**EXERCISE PROMPT**: Keep only those lines of the records that include the string "mean".

Extracts from a graphics dataset
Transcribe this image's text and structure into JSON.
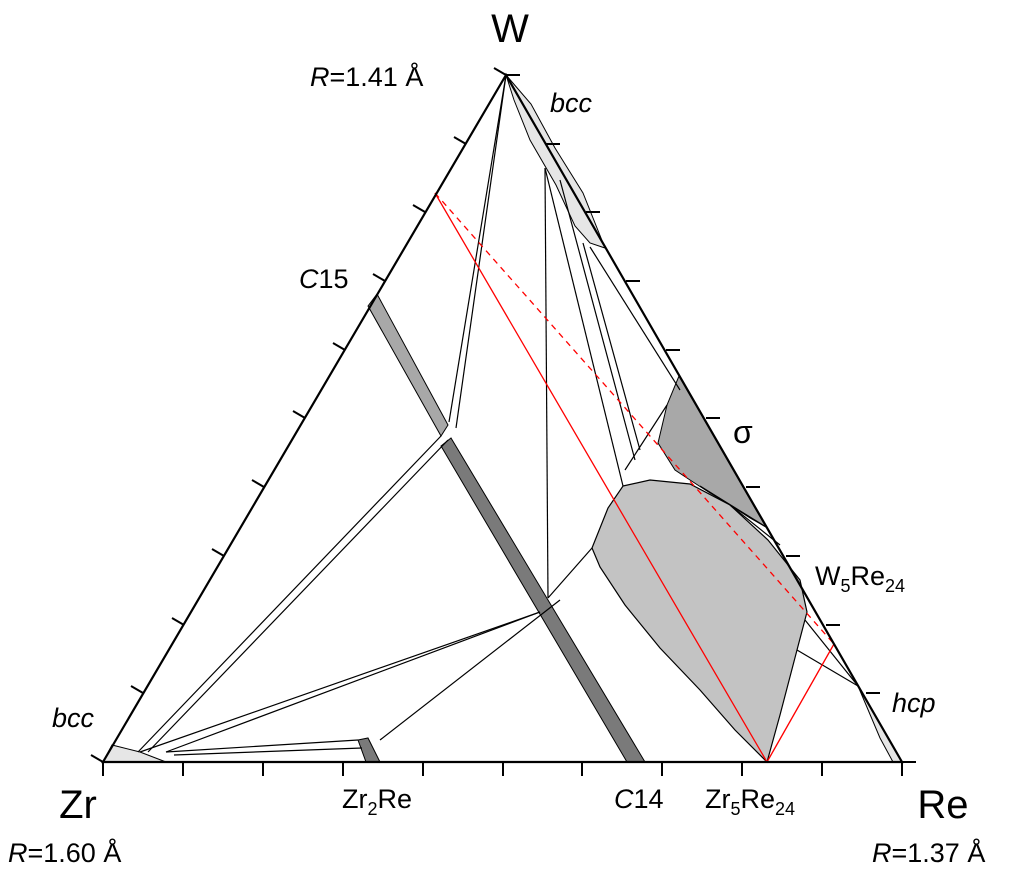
{
  "labels": {
    "corner_top": "W",
    "corner_left": "Zr",
    "corner_right": "Re",
    "radius_top": {
      "prefix": "R",
      "value": "=1.41 Å"
    },
    "radius_left": {
      "prefix": "R",
      "value": "=1.60 Å"
    },
    "radius_right": {
      "prefix": "R",
      "value": "=1.37 Å"
    },
    "bcc_top": "bcc",
    "bcc_left": "bcc",
    "hcp": "hcp",
    "sigma": "σ",
    "c15": {
      "prefix": "C",
      "value": "15"
    },
    "c14": {
      "prefix": "C",
      "value": "14"
    },
    "zr2re": {
      "a": "Zr",
      "sub": "2",
      "b": "Re"
    },
    "zr5re24": {
      "a": "Zr",
      "sub1": "5",
      "b": "Re",
      "sub2": "24"
    },
    "w5re24": {
      "a": "W",
      "sub1": "5",
      "b": "Re",
      "sub2": "24"
    }
  },
  "colors": {
    "outline": "#000000",
    "highlight": "#ff0000",
    "phase_light": "#e6e6e6",
    "phase_mid": "#a8a8a8",
    "phase_dark": "#7a7a7a",
    "phase_region": "#c3c3c3"
  }
}
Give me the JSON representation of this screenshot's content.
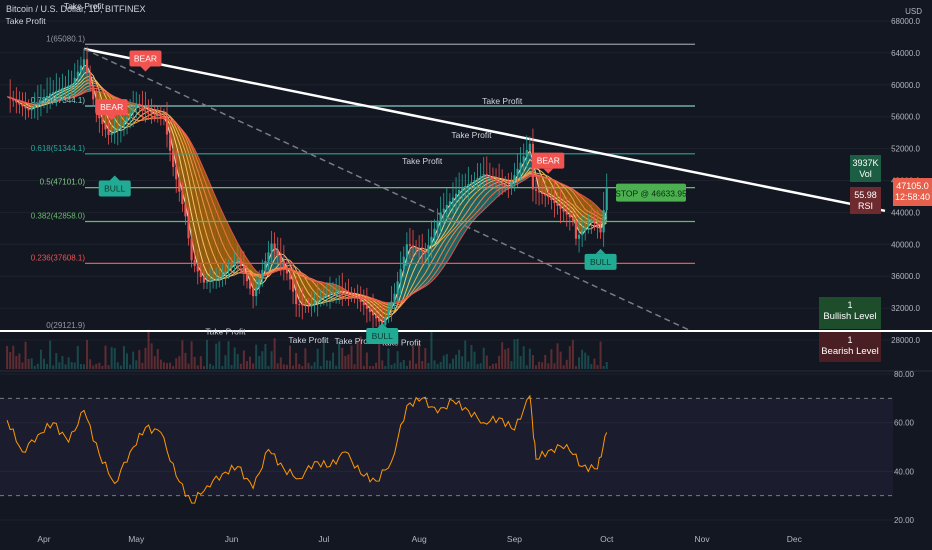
{
  "header": {
    "title": "Bitcoin / U.S. Dollar, 1D, BITFINEX",
    "currency": "USD"
  },
  "chart_data": [
    {
      "type": "line",
      "panel": "price",
      "y_scale": "linear",
      "ylim": [
        26000,
        70000
      ],
      "x_labels": [
        "Apr",
        "May",
        "Jun",
        "Jul",
        "Aug",
        "Sep",
        "Oct",
        "Nov",
        "Dec"
      ],
      "y_ticks": [
        "28000.0",
        "32000.0",
        "36000.0",
        "40000.0",
        "44000.0",
        "48000.0",
        "52000.0",
        "56000.0",
        "60000.0",
        "64000.0",
        "68000.0"
      ],
      "series": [
        {
          "color": "#e8e8e8",
          "x": [
            "2021-03-20",
            "2021-03-27",
            "2021-04-03",
            "2021-04-10",
            "2021-04-14",
            "2021-04-18",
            "2021-04-22",
            "2021-04-26",
            "2021-05-01",
            "2021-05-06",
            "2021-05-10",
            "2021-05-13",
            "2021-05-17",
            "2021-05-19",
            "2021-05-23",
            "2021-05-28",
            "2021-06-03",
            "2021-06-08",
            "2021-06-14",
            "2021-06-20",
            "2021-06-22",
            "2021-06-26",
            "2021-07-01",
            "2021-07-06",
            "2021-07-12",
            "2021-07-16",
            "2021-07-20",
            "2021-07-24",
            "2021-07-28",
            "2021-08-03",
            "2021-08-08",
            "2021-08-14",
            "2021-08-22",
            "2021-08-30",
            "2021-09-06",
            "2021-09-07",
            "2021-09-12",
            "2021-09-20",
            "2021-09-21",
            "2021-09-26",
            "2021-09-29",
            "2021-10-01"
          ],
          "values": [
            58500,
            56800,
            58900,
            60100,
            63200,
            56500,
            53700,
            54800,
            57600,
            56400,
            55800,
            49700,
            43500,
            38000,
            35200,
            35800,
            38200,
            33500,
            40100,
            35600,
            32500,
            32200,
            33500,
            34200,
            33200,
            31500,
            29900,
            33800,
            40000,
            38900,
            44000,
            46800,
            48800,
            47100,
            52600,
            46900,
            45900,
            43000,
            40700,
            43200,
            41500,
            47100
          ]
        }
      ],
      "fib_levels": [
        {
          "label": "1(65080.1)",
          "price": 65080.1,
          "color": "#9598a1"
        },
        {
          "label": "0.786(57344.1)",
          "price": 57344.1,
          "color": "#80cbc4"
        },
        {
          "label": "0.618(51344.1)",
          "price": 51344.1,
          "color": "#26a69a"
        },
        {
          "label": "0.5(47101.0)",
          "price": 47101.0,
          "color": "#81c784"
        },
        {
          "label": "0.382(42858.0)",
          "price": 42858.0,
          "color": "#66bb6a"
        },
        {
          "label": "0.236(37608.1)",
          "price": 37608.1,
          "color": "#ef5350"
        },
        {
          "label": "0(29121.9)",
          "price": 29121.9,
          "color": "#9598a1"
        }
      ],
      "annotations": [
        {
          "text": "Take Profit",
          "x": "2021-04-14",
          "price": 69500
        },
        {
          "text": "Take Profit",
          "x": "2021-03-26",
          "price": 67600
        },
        {
          "text": "Take Profit",
          "x": "2021-08-28",
          "price": 57600
        },
        {
          "text": "Take Profit",
          "x": "2021-08-18",
          "price": 53300
        },
        {
          "text": "Take Profit",
          "x": "2021-08-02",
          "price": 50100
        },
        {
          "text": "Take Profit",
          "x": "2021-05-30",
          "price": 28700
        },
        {
          "text": "Take Profit",
          "x": "2021-06-26",
          "price": 27600
        },
        {
          "text": "Take Profit",
          "x": "2021-07-11",
          "price": 27500
        },
        {
          "text": "Take Profit",
          "x": "2021-07-26",
          "price": 27300
        }
      ],
      "signals": [
        {
          "text": "BEAR",
          "x": "2021-05-04",
          "price": 63300,
          "color": "#f05350"
        },
        {
          "text": "BEAR",
          "x": "2021-04-23",
          "price": 57200,
          "color": "#f05350"
        },
        {
          "text": "BULL",
          "x": "2021-04-24",
          "price": 47000,
          "color": "#22ab94"
        },
        {
          "text": "BEAR",
          "x": "2021-09-12",
          "price": 50500,
          "color": "#f05350"
        },
        {
          "text": "BULL",
          "x": "2021-07-20",
          "price": 28500,
          "color": "#22ab94"
        },
        {
          "text": "BULL",
          "x": "2021-09-29",
          "price": 37800,
          "color": "#22ab94"
        }
      ],
      "stop_label": "STOP @ 46633.95",
      "right_panel": {
        "price_badge": "47105.0",
        "countdown": "12:58:40",
        "vol_value": "3937K",
        "vol_label": "Vol",
        "rsi_value": "55.98",
        "rsi_label": "RSI",
        "bullish_count": "1",
        "bullish_label": "Bullish Level",
        "bearish_count": "1",
        "bearish_label": "Bearish Level"
      },
      "colors": {
        "background": "#131722",
        "trendline": "#ffffff",
        "price_tag": "#e8604c",
        "stop": "#4caf50",
        "ribbon_up": "#26a69a",
        "ribbon_down": "#ff9800"
      }
    },
    {
      "type": "line",
      "panel": "rsi",
      "ylim": [
        20,
        80
      ],
      "y_ticks": [
        "20.00",
        "40.00",
        "60.00",
        "80.00"
      ],
      "bands": [
        30,
        70
      ],
      "series": [
        {
          "color": "#ff9800",
          "x": [
            "2021-03-20",
            "2021-03-25",
            "2021-03-30",
            "2021-04-04",
            "2021-04-09",
            "2021-04-14",
            "2021-04-19",
            "2021-04-24",
            "2021-04-29",
            "2021-05-04",
            "2021-05-09",
            "2021-05-14",
            "2021-05-19",
            "2021-05-24",
            "2021-05-29",
            "2021-06-03",
            "2021-06-08",
            "2021-06-13",
            "2021-06-18",
            "2021-06-23",
            "2021-06-28",
            "2021-07-03",
            "2021-07-08",
            "2021-07-13",
            "2021-07-18",
            "2021-07-23",
            "2021-07-28",
            "2021-08-02",
            "2021-08-07",
            "2021-08-12",
            "2021-08-17",
            "2021-08-22",
            "2021-08-27",
            "2021-09-01",
            "2021-09-06",
            "2021-09-08",
            "2021-09-13",
            "2021-09-18",
            "2021-09-23",
            "2021-09-28",
            "2021-10-01"
          ],
          "values": [
            61,
            48,
            55,
            60,
            52,
            65,
            47,
            35,
            48,
            58,
            56,
            38,
            27,
            34,
            39,
            42,
            33,
            49,
            41,
            37,
            44,
            42,
            48,
            39,
            36,
            44,
            67,
            70,
            64,
            69,
            65,
            60,
            62,
            57,
            71,
            45,
            49,
            51,
            42,
            41,
            56
          ]
        }
      ]
    }
  ]
}
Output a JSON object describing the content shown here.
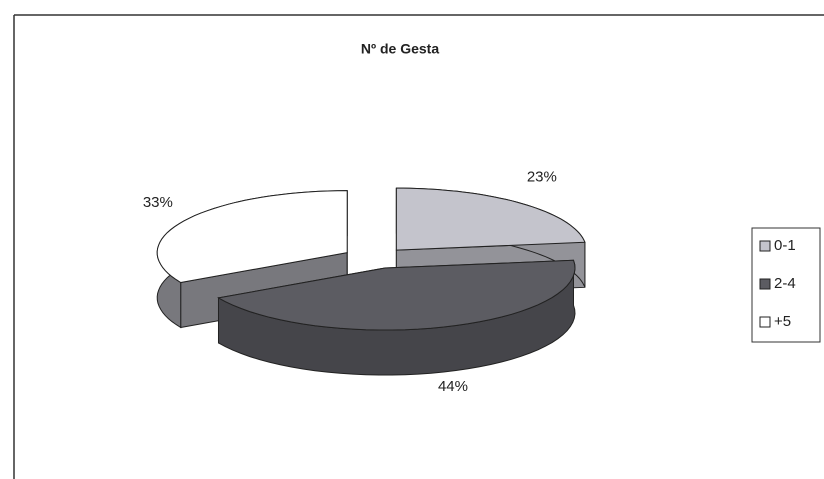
{
  "chart_data": {
    "type": "pie3d",
    "title": "Nº de Gesta",
    "categories": [
      "0-1",
      "2-4",
      "+5"
    ],
    "values": [
      23,
      44,
      33
    ],
    "value_labels": [
      "23%",
      "44%",
      "33%"
    ],
    "colors": [
      "#c4c4cc",
      "#5c5c62",
      "#ffffff"
    ],
    "legend": "right"
  }
}
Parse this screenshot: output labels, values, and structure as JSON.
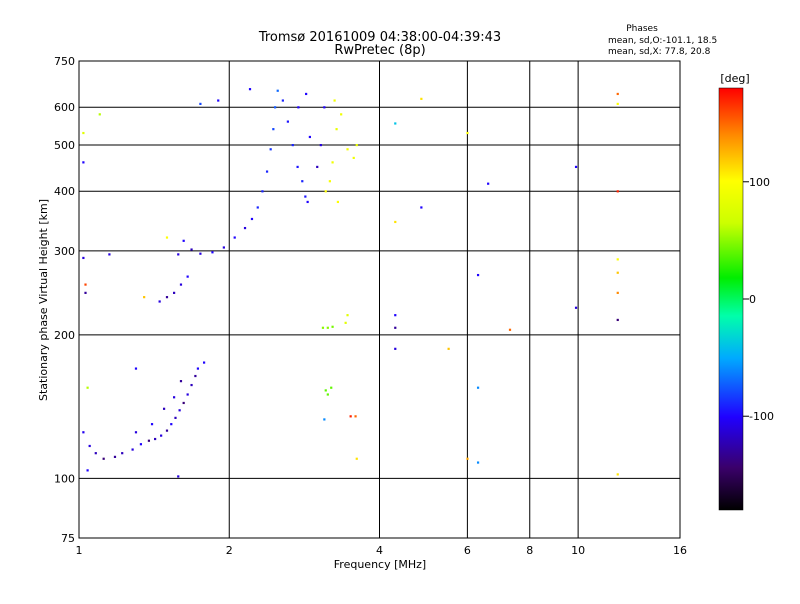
{
  "chart_data": {
    "type": "scatter",
    "title": "Tromsø 20161009 04:38:00-04:39:43",
    "subtitle": "RwPretec (8p)",
    "xlabel": "Frequency [MHz]",
    "ylabel": "Stationary phase Virtual Height [km]",
    "x_scale": "log",
    "y_scale": "log",
    "xlim": [
      1,
      16
    ],
    "ylim": [
      75,
      750
    ],
    "x_ticks": [
      1,
      2,
      4,
      6,
      8,
      10,
      16
    ],
    "y_ticks": [
      75,
      100,
      200,
      300,
      400,
      500,
      600,
      750
    ],
    "grid": true,
    "phase_stats": {
      "header": "Phases",
      "line_o": "mean, sd,O:-101.1, 18.5",
      "line_x": "mean, sd,X:  77.8, 20.8"
    },
    "colorbar": {
      "label": "[deg]",
      "ticks": [
        100,
        0,
        -100
      ],
      "range": [
        -180,
        180
      ],
      "colormap": "rainbow"
    },
    "series": [
      {
        "points": [
          {
            "f": 1.05,
            "h": 117,
            "p": -110
          },
          {
            "f": 1.08,
            "h": 113,
            "p": -120
          },
          {
            "f": 1.12,
            "h": 110,
            "p": -140
          },
          {
            "f": 1.18,
            "h": 111,
            "p": -130
          },
          {
            "f": 1.22,
            "h": 113,
            "p": -120
          },
          {
            "f": 1.28,
            "h": 115,
            "p": -110
          },
          {
            "f": 1.33,
            "h": 118,
            "p": -100
          },
          {
            "f": 1.38,
            "h": 120,
            "p": -140
          },
          {
            "f": 1.42,
            "h": 121,
            "p": -120
          },
          {
            "f": 1.46,
            "h": 123,
            "p": -110
          },
          {
            "f": 1.5,
            "h": 126,
            "p": -130
          },
          {
            "f": 1.53,
            "h": 130,
            "p": -100
          },
          {
            "f": 1.56,
            "h": 134,
            "p": -120
          },
          {
            "f": 1.59,
            "h": 139,
            "p": -110
          },
          {
            "f": 1.62,
            "h": 144,
            "p": -140
          },
          {
            "f": 1.65,
            "h": 150,
            "p": -110
          },
          {
            "f": 1.68,
            "h": 157,
            "p": -120
          },
          {
            "f": 1.71,
            "h": 164,
            "p": -130
          },
          {
            "f": 1.73,
            "h": 170,
            "p": -100
          },
          {
            "f": 1.3,
            "h": 125,
            "p": -110
          },
          {
            "f": 1.4,
            "h": 130,
            "p": -100
          },
          {
            "f": 1.48,
            "h": 140,
            "p": -120
          },
          {
            "f": 1.55,
            "h": 148,
            "p": -110
          },
          {
            "f": 1.6,
            "h": 160,
            "p": -130
          },
          {
            "f": 1.02,
            "h": 125,
            "p": -105
          },
          {
            "f": 1.04,
            "h": 104,
            "p": -100
          },
          {
            "f": 1.3,
            "h": 170,
            "p": -100
          },
          {
            "f": 1.58,
            "h": 101,
            "p": -110
          },
          {
            "f": 1.78,
            "h": 175,
            "p": -100
          },
          {
            "f": 1.45,
            "h": 235,
            "p": -110
          },
          {
            "f": 1.5,
            "h": 240,
            "p": -130
          },
          {
            "f": 1.55,
            "h": 245,
            "p": -120
          },
          {
            "f": 1.6,
            "h": 255,
            "p": -110
          },
          {
            "f": 1.65,
            "h": 265,
            "p": -100
          },
          {
            "f": 1.58,
            "h": 295,
            "p": -110
          },
          {
            "f": 1.62,
            "h": 315,
            "p": -100
          },
          {
            "f": 1.68,
            "h": 302,
            "p": -120
          },
          {
            "f": 1.75,
            "h": 296,
            "p": -110
          },
          {
            "f": 1.85,
            "h": 298,
            "p": -100
          },
          {
            "f": 1.95,
            "h": 305,
            "p": -110
          },
          {
            "f": 2.05,
            "h": 320,
            "p": -100
          },
          {
            "f": 2.15,
            "h": 335,
            "p": -110
          },
          {
            "f": 2.22,
            "h": 350,
            "p": -100
          },
          {
            "f": 2.28,
            "h": 370,
            "p": -90
          },
          {
            "f": 2.33,
            "h": 400,
            "p": -90
          },
          {
            "f": 2.38,
            "h": 440,
            "p": -90
          },
          {
            "f": 2.42,
            "h": 490,
            "p": -85
          },
          {
            "f": 2.45,
            "h": 540,
            "p": -80
          },
          {
            "f": 2.47,
            "h": 600,
            "p": -75
          },
          {
            "f": 2.5,
            "h": 650,
            "p": -70
          },
          {
            "f": 2.56,
            "h": 620,
            "p": -90
          },
          {
            "f": 2.62,
            "h": 560,
            "p": -95
          },
          {
            "f": 2.68,
            "h": 500,
            "p": -90
          },
          {
            "f": 2.74,
            "h": 450,
            "p": -95
          },
          {
            "f": 2.8,
            "h": 420,
            "p": -90
          },
          {
            "f": 2.84,
            "h": 390,
            "p": -95
          },
          {
            "f": 2.87,
            "h": 380,
            "p": -100
          },
          {
            "f": 2.75,
            "h": 600,
            "p": -100
          },
          {
            "f": 2.85,
            "h": 640,
            "p": -100
          },
          {
            "f": 2.9,
            "h": 520,
            "p": -100
          },
          {
            "f": 3.0,
            "h": 450,
            "p": -120
          },
          {
            "f": 3.05,
            "h": 500,
            "p": -110
          },
          {
            "f": 3.1,
            "h": 600,
            "p": -100
          },
          {
            "f": 3.12,
            "h": 400,
            "p": 100
          },
          {
            "f": 3.18,
            "h": 420,
            "p": 95
          },
          {
            "f": 3.22,
            "h": 460,
            "p": 90
          },
          {
            "f": 3.28,
            "h": 540,
            "p": 85
          },
          {
            "f": 3.35,
            "h": 580,
            "p": 90
          },
          {
            "f": 3.45,
            "h": 490,
            "p": 95
          },
          {
            "f": 3.55,
            "h": 470,
            "p": 90
          },
          {
            "f": 3.6,
            "h": 500,
            "p": 85
          },
          {
            "f": 3.25,
            "h": 620,
            "p": 90
          },
          {
            "f": 3.3,
            "h": 380,
            "p": 100
          },
          {
            "f": 3.08,
            "h": 207,
            "p": 50
          },
          {
            "f": 3.15,
            "h": 207,
            "p": 50
          },
          {
            "f": 3.22,
            "h": 208,
            "p": 45
          },
          {
            "f": 3.42,
            "h": 212,
            "p": 80
          },
          {
            "f": 3.45,
            "h": 220,
            "p": 80
          },
          {
            "f": 3.12,
            "h": 153,
            "p": 40
          },
          {
            "f": 3.15,
            "h": 150,
            "p": 40
          },
          {
            "f": 3.2,
            "h": 155,
            "p": 40
          },
          {
            "f": 1.1,
            "h": 580,
            "p": 60
          },
          {
            "f": 1.02,
            "h": 530,
            "p": 80
          },
          {
            "f": 1.02,
            "h": 460,
            "p": -100
          },
          {
            "f": 1.02,
            "h": 290,
            "p": -110
          },
          {
            "f": 1.03,
            "h": 255,
            "p": 160
          },
          {
            "f": 1.03,
            "h": 245,
            "p": -130
          },
          {
            "f": 1.15,
            "h": 295,
            "p": -110
          },
          {
            "f": 1.35,
            "h": 240,
            "p": 120
          },
          {
            "f": 1.04,
            "h": 155,
            "p": 60
          },
          {
            "f": 1.5,
            "h": 320,
            "p": 100
          },
          {
            "f": 1.75,
            "h": 610,
            "p": -80
          },
          {
            "f": 1.9,
            "h": 620,
            "p": -100
          },
          {
            "f": 2.2,
            "h": 655,
            "p": -100
          },
          {
            "f": 3.1,
            "h": 133,
            "p": -60
          },
          {
            "f": 3.5,
            "h": 135,
            "p": 170
          },
          {
            "f": 3.6,
            "h": 110,
            "p": 110
          },
          {
            "f": 3.58,
            "h": 135,
            "p": 150
          },
          {
            "f": 4.3,
            "h": 555,
            "p": -40
          },
          {
            "f": 4.3,
            "h": 345,
            "p": 110
          },
          {
            "f": 4.3,
            "h": 220,
            "p": -100
          },
          {
            "f": 4.3,
            "h": 207,
            "p": -130
          },
          {
            "f": 4.3,
            "h": 187,
            "p": -110
          },
          {
            "f": 4.85,
            "h": 625,
            "p": 110
          },
          {
            "f": 4.85,
            "h": 370,
            "p": -100
          },
          {
            "f": 5.5,
            "h": 187,
            "p": 120
          },
          {
            "f": 6.0,
            "h": 530,
            "p": 100
          },
          {
            "f": 6.0,
            "h": 110,
            "p": 130
          },
          {
            "f": 6.3,
            "h": 267,
            "p": -100
          },
          {
            "f": 6.3,
            "h": 155,
            "p": -60
          },
          {
            "f": 6.3,
            "h": 108,
            "p": -60
          },
          {
            "f": 6.6,
            "h": 415,
            "p": -100
          },
          {
            "f": 7.3,
            "h": 205,
            "p": 150
          },
          {
            "f": 9.9,
            "h": 450,
            "p": -100
          },
          {
            "f": 9.9,
            "h": 228,
            "p": -110
          },
          {
            "f": 12.0,
            "h": 640,
            "p": 150
          },
          {
            "f": 12.0,
            "h": 610,
            "p": 100
          },
          {
            "f": 12.0,
            "h": 400,
            "p": 170
          },
          {
            "f": 12.0,
            "h": 288,
            "p": 100
          },
          {
            "f": 12.0,
            "h": 270,
            "p": 120
          },
          {
            "f": 12.0,
            "h": 245,
            "p": 140
          },
          {
            "f": 12.0,
            "h": 215,
            "p": -140
          },
          {
            "f": 12.0,
            "h": 102,
            "p": 110
          }
        ]
      }
    ]
  }
}
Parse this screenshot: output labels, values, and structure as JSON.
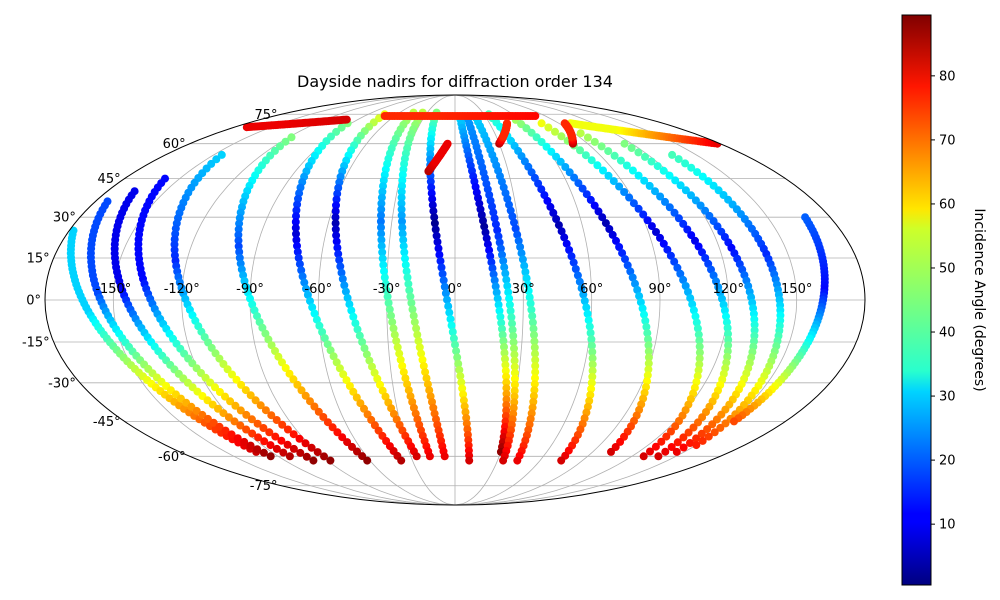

**ANSWER TO THE PROBLEM**:
      "line_o": "mean, sd,O:-101.1, 18.5",
      "line_x": "mean, sd,X:  77.8, 20.8"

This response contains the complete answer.